### What the task asks
Exactly repeat the material, dropping only the pictures.

### Extracted data
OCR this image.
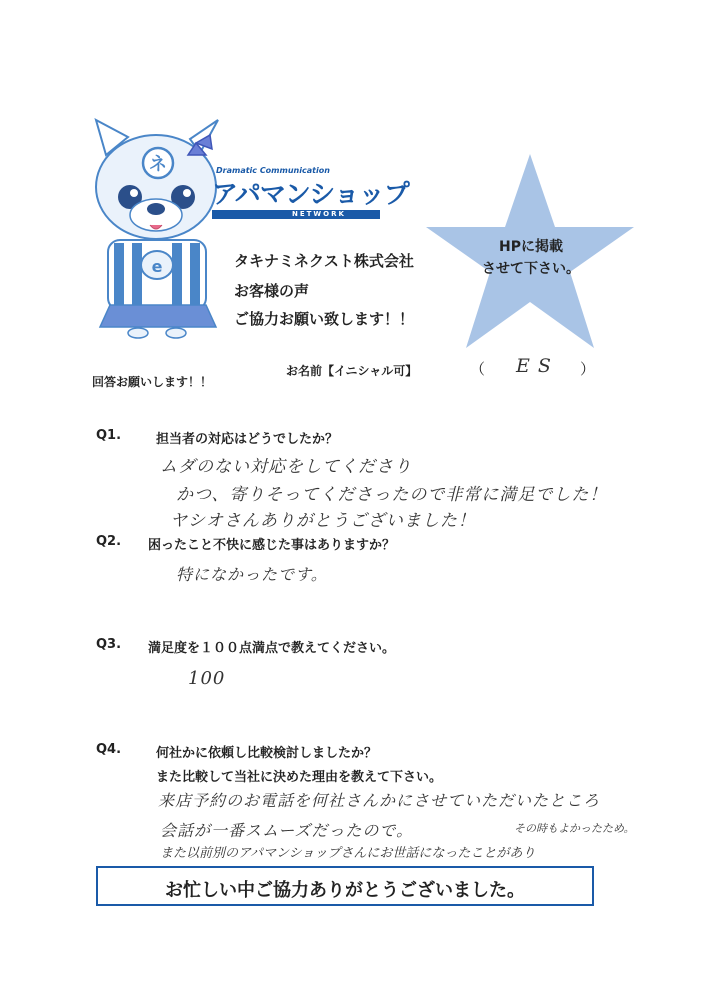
ネ
e
Dramatic Communication
アパマンショップ
NETWORK
タキナミネクスト株式会社
お客様の声
ご協力お願い致します！！
HPに掲載
させて下さい。
回答お願いします！！
お名前【イニシャル可】	（ ES ）
Q1.	担当者の対応はどうでしたか？
ムダのない対応をしてくださり
かつ、寄りそってくださったので非常に満足でした！
ヤシオさんありがとうございました！
Q2. 困ったこと不快に感じた事はありますか？
特になかったです。
Q3. 満足度を１００点満点で教えてください。
100
Q4.	何社かに依頼し比較検討しましたか？
また比較して当社に決めた理由を教えて下さい。
来店予約のお電話を何社さんかにさせていただいたところ
会話が一番スムーズだったので。	その時もよかったため。
また以前別のアパマンショップさんにお世話になったことがあり
お忙しい中ご協力ありがとうございました。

### The answer
OCR this image.
ネ
e
Dramatic Communication
アパマンショップ
NETWORK
タキナミネクスト株式会社
お客様の声
ご協力お願い致します！！
HPに掲載
させて下さい。
回答お願いします！！
お名前【イニシャル可】	（ ES ）
Q1.	担当者の対応はどうでしたか？
ムダのない対応をしてくださり
かつ、寄りそってくださったので非常に満足でした！
ヤシオさんありがとうございました！
Q2. 困ったこと不快に感じた事はありますか？
特になかったです。
Q3. 満足度を１００点満点で教えてください。
100
Q4.	何社かに依頼し比較検討しましたか？
また比較して当社に決めた理由を教えて下さい。
来店予約のお電話を何社さんかにさせていただいたところ
会話が一番スムーズだったので。	その時もよかったため。
また以前別のアパマンショップさんにお世話になったことがあり
お忙しい中ご協力ありがとうございました。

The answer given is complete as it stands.